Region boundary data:
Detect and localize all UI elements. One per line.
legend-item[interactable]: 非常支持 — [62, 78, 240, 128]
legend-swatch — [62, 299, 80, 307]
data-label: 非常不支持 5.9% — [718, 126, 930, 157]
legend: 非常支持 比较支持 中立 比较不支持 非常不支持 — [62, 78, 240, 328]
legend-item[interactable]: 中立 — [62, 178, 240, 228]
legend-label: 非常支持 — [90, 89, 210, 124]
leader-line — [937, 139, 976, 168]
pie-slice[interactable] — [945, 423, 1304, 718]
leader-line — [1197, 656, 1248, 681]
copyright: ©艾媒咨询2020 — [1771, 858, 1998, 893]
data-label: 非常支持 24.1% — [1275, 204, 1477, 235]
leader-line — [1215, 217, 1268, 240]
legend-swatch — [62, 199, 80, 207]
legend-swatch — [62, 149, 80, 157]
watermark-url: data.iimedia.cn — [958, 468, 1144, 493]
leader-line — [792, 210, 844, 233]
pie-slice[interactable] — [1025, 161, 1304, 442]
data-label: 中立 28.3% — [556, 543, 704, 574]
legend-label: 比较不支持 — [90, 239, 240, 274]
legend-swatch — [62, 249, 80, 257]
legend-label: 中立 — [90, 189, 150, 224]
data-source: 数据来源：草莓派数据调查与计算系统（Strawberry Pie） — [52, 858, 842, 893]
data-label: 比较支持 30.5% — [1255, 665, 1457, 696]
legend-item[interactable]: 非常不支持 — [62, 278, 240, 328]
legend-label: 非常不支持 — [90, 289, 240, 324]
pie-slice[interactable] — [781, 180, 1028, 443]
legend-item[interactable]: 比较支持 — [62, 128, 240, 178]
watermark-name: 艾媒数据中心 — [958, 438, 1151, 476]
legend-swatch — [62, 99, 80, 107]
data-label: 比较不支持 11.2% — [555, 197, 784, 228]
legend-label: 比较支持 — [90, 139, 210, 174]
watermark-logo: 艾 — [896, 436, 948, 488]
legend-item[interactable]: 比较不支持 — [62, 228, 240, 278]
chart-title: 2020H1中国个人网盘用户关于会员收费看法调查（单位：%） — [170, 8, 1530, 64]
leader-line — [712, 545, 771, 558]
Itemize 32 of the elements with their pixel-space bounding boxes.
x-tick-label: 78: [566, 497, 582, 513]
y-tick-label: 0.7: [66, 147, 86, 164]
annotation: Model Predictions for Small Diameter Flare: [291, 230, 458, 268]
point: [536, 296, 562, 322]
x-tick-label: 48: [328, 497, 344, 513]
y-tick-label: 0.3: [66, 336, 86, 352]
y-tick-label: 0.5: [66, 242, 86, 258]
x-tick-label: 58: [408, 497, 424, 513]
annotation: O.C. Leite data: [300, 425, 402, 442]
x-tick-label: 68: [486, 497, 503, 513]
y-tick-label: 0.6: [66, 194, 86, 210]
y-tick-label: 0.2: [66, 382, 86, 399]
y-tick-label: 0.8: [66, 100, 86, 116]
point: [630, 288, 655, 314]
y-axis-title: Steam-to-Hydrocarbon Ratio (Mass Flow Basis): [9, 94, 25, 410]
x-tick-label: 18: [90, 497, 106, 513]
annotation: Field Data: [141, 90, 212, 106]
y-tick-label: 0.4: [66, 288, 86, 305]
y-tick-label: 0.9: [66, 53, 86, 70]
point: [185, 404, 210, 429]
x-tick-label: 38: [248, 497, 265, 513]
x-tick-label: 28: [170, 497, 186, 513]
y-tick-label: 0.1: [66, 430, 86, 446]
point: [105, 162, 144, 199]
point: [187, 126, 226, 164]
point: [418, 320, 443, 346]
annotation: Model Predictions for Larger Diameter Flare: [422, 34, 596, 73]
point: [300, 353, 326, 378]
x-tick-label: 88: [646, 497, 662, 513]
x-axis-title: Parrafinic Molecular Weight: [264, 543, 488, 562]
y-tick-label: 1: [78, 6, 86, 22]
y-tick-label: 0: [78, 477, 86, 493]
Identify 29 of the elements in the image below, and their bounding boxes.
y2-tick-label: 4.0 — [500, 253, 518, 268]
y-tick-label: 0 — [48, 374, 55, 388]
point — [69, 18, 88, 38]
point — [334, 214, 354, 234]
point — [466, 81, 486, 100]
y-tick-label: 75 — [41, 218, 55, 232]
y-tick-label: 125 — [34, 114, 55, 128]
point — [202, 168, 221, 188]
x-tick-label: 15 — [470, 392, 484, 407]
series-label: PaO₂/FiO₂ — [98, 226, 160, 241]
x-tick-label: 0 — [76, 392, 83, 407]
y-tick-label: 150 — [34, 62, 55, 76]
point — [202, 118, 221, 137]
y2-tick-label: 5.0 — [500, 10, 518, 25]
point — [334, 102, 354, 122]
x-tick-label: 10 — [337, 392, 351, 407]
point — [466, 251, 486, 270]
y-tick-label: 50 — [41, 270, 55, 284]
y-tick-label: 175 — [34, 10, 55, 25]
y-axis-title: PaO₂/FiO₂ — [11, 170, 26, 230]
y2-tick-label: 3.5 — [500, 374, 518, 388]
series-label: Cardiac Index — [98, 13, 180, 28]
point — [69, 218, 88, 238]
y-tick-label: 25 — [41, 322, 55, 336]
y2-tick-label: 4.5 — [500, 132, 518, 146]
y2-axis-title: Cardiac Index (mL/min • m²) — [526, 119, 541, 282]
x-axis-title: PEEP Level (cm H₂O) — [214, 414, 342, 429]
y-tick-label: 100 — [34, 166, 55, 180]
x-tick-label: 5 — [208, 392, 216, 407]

## WHAT IS EXPECTED
Reproduce every line of the entries above, character for character, without changing anything.

## EXERCISE ANSWER
Detect and localize all UI elements. One per line.
legend-item[interactable]: 非常支持 — [62, 78, 240, 128]
legend-swatch — [62, 299, 80, 307]
data-label: 非常不支持 5.9% — [718, 126, 930, 157]
legend: 非常支持 比较支持 中立 比较不支持 非常不支持 — [62, 78, 240, 328]
legend-item[interactable]: 中立 — [62, 178, 240, 228]
legend-label: 非常支持 — [90, 89, 210, 124]
leader-line — [937, 139, 976, 168]
pie-slice[interactable] — [945, 423, 1304, 718]
leader-line — [1197, 656, 1248, 681]
copyright: ©艾媒咨询2020 — [1771, 858, 1998, 893]
data-label: 非常支持 24.1% — [1275, 204, 1477, 235]
leader-line — [1215, 217, 1268, 240]
legend-swatch — [62, 199, 80, 207]
legend-swatch — [62, 149, 80, 157]
watermark-url: data.iimedia.cn — [958, 468, 1144, 493]
leader-line — [792, 210, 844, 233]
pie-slice[interactable] — [1025, 161, 1304, 442]
data-label: 中立 28.3% — [556, 543, 704, 574]
legend-label: 比较不支持 — [90, 239, 240, 274]
legend-swatch — [62, 249, 80, 257]
legend-label: 中立 — [90, 189, 150, 224]
data-source: 数据来源：草莓派数据调查与计算系统（Strawberry Pie） — [52, 858, 842, 893]
data-label: 比较支持 30.5% — [1255, 665, 1457, 696]
legend-item[interactable]: 非常不支持 — [62, 278, 240, 328]
legend-label: 非常不支持 — [90, 289, 240, 324]
pie-slice[interactable] — [781, 180, 1028, 443]
legend-item[interactable]: 比较支持 — [62, 128, 240, 178]
watermark-name: 艾媒数据中心 — [958, 438, 1151, 476]
legend-swatch — [62, 99, 80, 107]
data-label: 比较不支持 11.2% — [555, 197, 784, 228]
legend-label: 比较支持 — [90, 139, 210, 174]
watermark-logo: 艾 — [896, 436, 948, 488]
legend-item[interactable]: 比较不支持 — [62, 228, 240, 278]
chart-title: 2020H1中国个人网盘用户关于会员收费看法调查（单位：%） — [170, 8, 1530, 64]
leader-line — [712, 545, 771, 558]
Itemize 32 of the elements with their pixel-space bounding boxes.
x-tick-label: 78: [566, 497, 582, 513]
y-tick-label: 0.7: [66, 147, 86, 164]
annotation: Model Predictions for Small Diameter Flare: [291, 230, 458, 268]
point: [536, 296, 562, 322]
x-tick-label: 48: [328, 497, 344, 513]
y-tick-label: 0.3: [66, 336, 86, 352]
y-tick-label: 0.5: [66, 242, 86, 258]
x-tick-label: 58: [408, 497, 424, 513]
annotation: O.C. Leite data: [300, 425, 402, 442]
x-tick-label: 68: [486, 497, 503, 513]
y-tick-label: 0.6: [66, 194, 86, 210]
y-tick-label: 0.2: [66, 382, 86, 399]
y-tick-label: 0.8: [66, 100, 86, 116]
point: [630, 288, 655, 314]
y-axis-title: Steam-to-Hydrocarbon Ratio (Mass Flow Basis): [9, 94, 25, 410]
x-tick-label: 18: [90, 497, 106, 513]
annotation: Field Data: [141, 90, 212, 106]
y-tick-label: 0.4: [66, 288, 86, 305]
y-tick-label: 0.9: [66, 53, 86, 70]
point: [185, 404, 210, 429]
x-tick-label: 38: [248, 497, 265, 513]
x-tick-label: 28: [170, 497, 186, 513]
y-tick-label: 0.1: [66, 430, 86, 446]
point: [105, 162, 144, 199]
point: [187, 126, 226, 164]
point: [418, 320, 443, 346]
annotation: Model Predictions for Larger Diameter Flare: [422, 34, 596, 73]
point: [300, 353, 326, 378]
x-tick-label: 88: [646, 497, 662, 513]
x-axis-title: Parrafinic Molecular Weight: [264, 543, 488, 562]
y-tick-label: 1: [78, 6, 86, 22]
y-tick-label: 0: [78, 477, 86, 493]
Identify 29 of the elements in the image below, and their bounding boxes.
y2-tick-label: 4.0 — [500, 253, 518, 268]
y-tick-label: 0 — [48, 374, 55, 388]
point — [69, 18, 88, 38]
point — [334, 214, 354, 234]
point — [466, 81, 486, 100]
y-tick-label: 75 — [41, 218, 55, 232]
y-tick-label: 125 — [34, 114, 55, 128]
point — [202, 168, 221, 188]
x-tick-label: 15 — [470, 392, 484, 407]
series-label: PaO₂/FiO₂ — [98, 226, 160, 241]
x-tick-label: 0 — [76, 392, 83, 407]
y-tick-label: 150 — [34, 62, 55, 76]
point — [202, 118, 221, 137]
y2-tick-label: 5.0 — [500, 10, 518, 25]
point — [334, 102, 354, 122]
x-tick-label: 10 — [337, 392, 351, 407]
point — [466, 251, 486, 270]
y-tick-label: 50 — [41, 270, 55, 284]
y-tick-label: 175 — [34, 10, 55, 25]
y-axis-title: PaO₂/FiO₂ — [11, 170, 26, 230]
y2-tick-label: 3.5 — [500, 374, 518, 388]
series-label: Cardiac Index — [98, 13, 180, 28]
point — [69, 218, 88, 238]
y-tick-label: 25 — [41, 322, 55, 336]
y2-tick-label: 4.5 — [500, 132, 518, 146]
y2-axis-title: Cardiac Index (mL/min • m²) — [526, 119, 541, 282]
x-axis-title: PEEP Level (cm H₂O) — [214, 414, 342, 429]
y-tick-label: 100 — [34, 166, 55, 180]
x-tick-label: 5 — [208, 392, 216, 407]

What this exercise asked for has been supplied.